══ INFORMATION PROVIDED ══

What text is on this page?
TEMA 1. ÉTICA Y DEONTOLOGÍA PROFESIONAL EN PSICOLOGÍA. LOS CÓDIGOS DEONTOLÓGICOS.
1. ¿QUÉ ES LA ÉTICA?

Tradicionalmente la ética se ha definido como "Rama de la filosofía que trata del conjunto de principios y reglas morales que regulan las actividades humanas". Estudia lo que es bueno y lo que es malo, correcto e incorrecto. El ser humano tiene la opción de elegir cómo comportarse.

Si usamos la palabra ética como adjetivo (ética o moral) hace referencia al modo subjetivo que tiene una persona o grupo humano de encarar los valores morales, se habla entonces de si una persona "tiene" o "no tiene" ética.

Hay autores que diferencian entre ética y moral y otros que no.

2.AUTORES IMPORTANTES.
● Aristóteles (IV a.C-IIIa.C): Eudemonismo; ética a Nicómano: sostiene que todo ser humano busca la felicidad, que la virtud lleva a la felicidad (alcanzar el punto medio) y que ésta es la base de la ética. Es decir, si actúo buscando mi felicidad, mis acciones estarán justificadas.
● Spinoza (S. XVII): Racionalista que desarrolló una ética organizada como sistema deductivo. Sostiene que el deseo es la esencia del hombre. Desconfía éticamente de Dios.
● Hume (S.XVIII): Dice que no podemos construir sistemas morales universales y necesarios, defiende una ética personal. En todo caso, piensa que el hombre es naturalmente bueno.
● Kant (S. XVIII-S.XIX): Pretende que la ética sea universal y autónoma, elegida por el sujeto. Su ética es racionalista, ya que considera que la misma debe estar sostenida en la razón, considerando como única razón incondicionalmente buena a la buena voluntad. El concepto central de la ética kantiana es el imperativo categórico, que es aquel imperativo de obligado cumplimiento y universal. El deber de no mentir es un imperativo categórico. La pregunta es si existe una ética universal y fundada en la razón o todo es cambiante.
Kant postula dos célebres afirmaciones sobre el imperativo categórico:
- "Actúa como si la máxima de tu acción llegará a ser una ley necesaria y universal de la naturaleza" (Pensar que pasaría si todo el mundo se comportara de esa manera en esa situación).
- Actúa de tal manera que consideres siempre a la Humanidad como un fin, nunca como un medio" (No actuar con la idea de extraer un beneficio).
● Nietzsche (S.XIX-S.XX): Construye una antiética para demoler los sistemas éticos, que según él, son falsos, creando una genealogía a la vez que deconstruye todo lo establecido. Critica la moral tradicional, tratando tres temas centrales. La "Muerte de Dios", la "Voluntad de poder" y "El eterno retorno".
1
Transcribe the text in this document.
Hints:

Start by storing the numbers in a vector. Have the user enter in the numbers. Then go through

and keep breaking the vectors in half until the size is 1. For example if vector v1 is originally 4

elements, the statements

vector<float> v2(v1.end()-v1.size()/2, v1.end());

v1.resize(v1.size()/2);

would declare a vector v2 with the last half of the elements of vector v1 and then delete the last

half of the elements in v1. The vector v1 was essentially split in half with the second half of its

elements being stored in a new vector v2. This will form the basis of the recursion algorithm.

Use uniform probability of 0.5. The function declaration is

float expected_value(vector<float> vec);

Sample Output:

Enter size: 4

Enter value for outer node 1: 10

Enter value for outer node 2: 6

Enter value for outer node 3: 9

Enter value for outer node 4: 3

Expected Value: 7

═══

**TASK GOAL**
The records above are to be repeated exactly, in their entirety.

**THE RESULT**
What text is on this page?
TEMA 1. ÉTICA Y DEONTOLOGÍA PROFESIONAL EN PSICOLOGÍA. LOS CÓDIGOS DEONTOLÓGICOS.
1. ¿QUÉ ES LA ÉTICA?

Tradicionalmente la ética se ha definido como "Rama de la filosofía que trata del conjunto de principios y reglas morales que regulan las actividades humanas". Estudia lo que es bueno y lo que es malo, correcto e incorrecto. El ser humano tiene la opción de elegir cómo comportarse.

Si usamos la palabra ética como adjetivo (ética o moral) hace referencia al modo subjetivo que tiene una persona o grupo humano de encarar los valores morales, se habla entonces de si una persona "tiene" o "no tiene" ética.

Hay autores que diferencian entre ética y moral y otros que no.

2.AUTORES IMPORTANTES.
● Aristóteles (IV a.C-IIIa.C): Eudemonismo; ética a Nicómano: sostiene que todo ser humano busca la felicidad, que la virtud lleva a la felicidad (alcanzar el punto medio) y que ésta es la base de la ética. Es decir, si actúo buscando mi felicidad, mis acciones estarán justificadas.
● Spinoza (S. XVII): Racionalista que desarrolló una ética organizada como sistema deductivo. Sostiene que el deseo es la esencia del hombre. Desconfía éticamente de Dios.
● Hume (S.XVIII): Dice que no podemos construir sistemas morales universales y necesarios, defiende una ética personal. En todo caso, piensa que el hombre es naturalmente bueno.
● Kant (S. XVIII-S.XIX): Pretende que la ética sea universal y autónoma, elegida por el sujeto. Su ética es racionalista, ya que considera que la misma debe estar sostenida en la razón, considerando como única razón incondicionalmente buena a la buena voluntad. El concepto central de la ética kantiana es el imperativo categórico, que es aquel imperativo de obligado cumplimiento y universal. El deber de no mentir es un imperativo categórico. La pregunta es si existe una ética universal y fundada en la razón o todo es cambiante.
Kant postula dos célebres afirmaciones sobre el imperativo categórico:
- "Actúa como si la máxima de tu acción llegará a ser una ley necesaria y universal de la naturaleza" (Pensar que pasaría si todo el mundo se comportara de esa manera en esa situación).
- Actúa de tal manera que consideres siempre a la Humanidad como un fin, nunca como un medio" (No actuar con la idea de extraer un beneficio).
● Nietzsche (S.XIX-S.XX): Construye una antiética para demoler los sistemas éticos, que según él, son falsos, creando una genealogía a la vez que deconstruye todo lo establecido. Critica la moral tradicional, tratando tres temas centrales. La "Muerte de Dios", la "Voluntad de poder" y "El eterno retorno".
1
Transcribe the text in this document.
Hints:

Start by storing the numbers in a vector. Have the user enter in the numbers. Then go through

and keep breaking the vectors in half until the size is 1. For example if vector v1 is originally 4

elements, the statements

vector<float> v2(v1.end()-v1.size()/2, v1.end());

v1.resize(v1.size()/2);

would declare a vector v2 with the last half of the elements of vector v1 and then delete the last

half of the elements in v1. The vector v1 was essentially split in half with the second half of its

elements being stored in a new vector v2. This will form the basis of the recursion algorithm.

Use uniform probability of 0.5. The function declaration is

float expected_value(vector<float> vec);

Sample Output:

Enter size: 4

Enter value for outer node 1: 10

Enter value for outer node 2: 6

Enter value for outer node 3: 9

Enter value for outer node 4: 3

Expected Value: 7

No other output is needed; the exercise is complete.